Document extract:
::::::::::

ORR director Scott Lloyd once suggested "reversing" a teenager's abortion.

Scott Lloyd, director of the Office of Refugee Resettlement at the U.S. Department of Health and Human Services, arrives for a House Judiciary Committee hearing concerning the oversight of the U.S. refugee admissions program, on Capitol Hill, October 26, 2017 in Washington, DC. (CREDIT: Drew Angerer/Getty Images)
Scott Lloyd, director of the Office of Refugee Resettlement at the U.S. Department of Health and Human Services, arrives for a House Judiciary Committee hearing concerning the oversight of the U.S. refugee admissions program, on Capitol Hill, October 26, 2017 in Washington, DC. (CREDIT: Drew Angerer/Getty Images)

A leading Trump administration official in charge of key immigration and refugee decisions has said he does not believe undocumented immigrants have a constitutional right to abortion.

::::::::::

Provided data:
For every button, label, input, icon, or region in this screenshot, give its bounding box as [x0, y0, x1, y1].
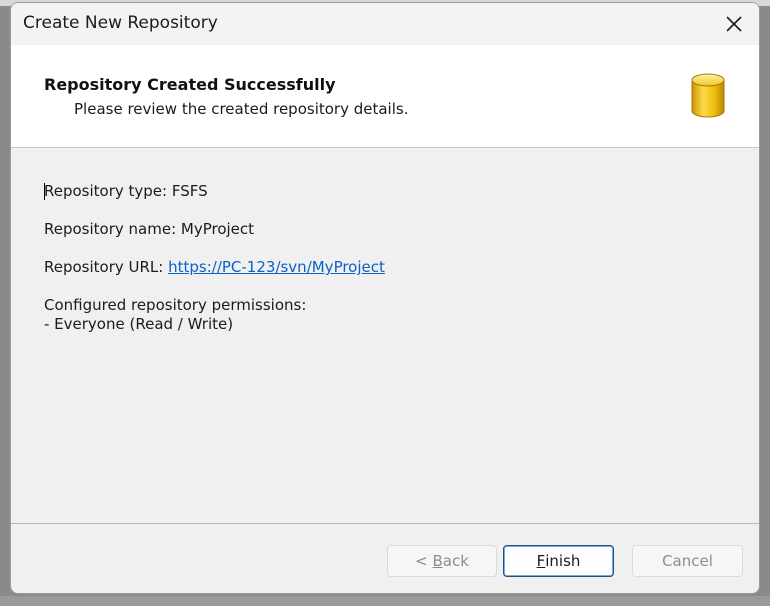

::::::::::

Exercise instructions:
Retype, character for character, the passage of the Scott Lloyd news excerpt above that begins with the words "A leading Trump" and ends with "right to abortion.".

Task solution:
A leading Trump administration official in charge of key immigration and refugee decisions has said he does not believe undocumented immigrants have a constitutional right to abortion.